• WHAT THIS TASK INVOLVES: Extract the data exactly, missing nothing.

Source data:
※

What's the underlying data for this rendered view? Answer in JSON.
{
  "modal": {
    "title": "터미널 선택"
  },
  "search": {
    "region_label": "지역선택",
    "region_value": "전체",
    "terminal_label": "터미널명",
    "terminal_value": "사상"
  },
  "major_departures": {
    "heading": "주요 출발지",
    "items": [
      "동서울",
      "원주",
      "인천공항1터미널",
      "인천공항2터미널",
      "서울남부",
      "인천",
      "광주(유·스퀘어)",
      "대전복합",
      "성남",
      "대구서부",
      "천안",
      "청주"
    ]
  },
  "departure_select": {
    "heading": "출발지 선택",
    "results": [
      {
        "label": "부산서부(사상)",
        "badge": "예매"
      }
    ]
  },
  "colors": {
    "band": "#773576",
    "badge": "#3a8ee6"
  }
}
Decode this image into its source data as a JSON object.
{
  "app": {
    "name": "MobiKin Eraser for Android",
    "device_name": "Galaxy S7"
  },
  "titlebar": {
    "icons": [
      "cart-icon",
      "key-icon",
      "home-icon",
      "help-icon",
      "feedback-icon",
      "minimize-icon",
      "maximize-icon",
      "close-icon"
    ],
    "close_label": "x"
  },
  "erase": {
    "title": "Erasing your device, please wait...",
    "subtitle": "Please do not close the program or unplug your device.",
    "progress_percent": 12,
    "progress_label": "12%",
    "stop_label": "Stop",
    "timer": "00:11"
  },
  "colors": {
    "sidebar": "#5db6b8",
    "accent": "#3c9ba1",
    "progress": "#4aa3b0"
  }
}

※

• TASK OUTPUT:
What's the underlying data for this rendered view? Answer in JSON.
{
  "modal": {
    "title": "터미널 선택"
  },
  "search": {
    "region_label": "지역선택",
    "region_value": "전체",
    "terminal_label": "터미널명",
    "terminal_value": "사상"
  },
  "major_departures": {
    "heading": "주요 출발지",
    "items": [
      "동서울",
      "원주",
      "인천공항1터미널",
      "인천공항2터미널",
      "서울남부",
      "인천",
      "광주(유·스퀘어)",
      "대전복합",
      "성남",
      "대구서부",
      "천안",
      "청주"
    ]
  },
  "departure_select": {
    "heading": "출발지 선택",
    "results": [
      {
        "label": "부산서부(사상)",
        "badge": "예매"
      }
    ]
  },
  "colors": {
    "band": "#773576",
    "badge": "#3a8ee6"
  }
}
Decode this image into its source data as a JSON object.
{
  "app": {
    "name": "MobiKin Eraser for Android",
    "device_name": "Galaxy S7"
  },
  "titlebar": {
    "icons": [
      "cart-icon",
      "key-icon",
      "home-icon",
      "help-icon",
      "feedback-icon",
      "minimize-icon",
      "maximize-icon",
      "close-icon"
    ],
    "close_label": "x"
  },
  "erase": {
    "title": "Erasing your device, please wait...",
    "subtitle": "Please do not close the program or unplug your device.",
    "progress_percent": 12,
    "progress_label": "12%",
    "stop_label": "Stop",
    "timer": "00:11"
  },
  "colors": {
    "sidebar": "#5db6b8",
    "accent": "#3c9ba1",
    "progress": "#4aa3b0"
  }
}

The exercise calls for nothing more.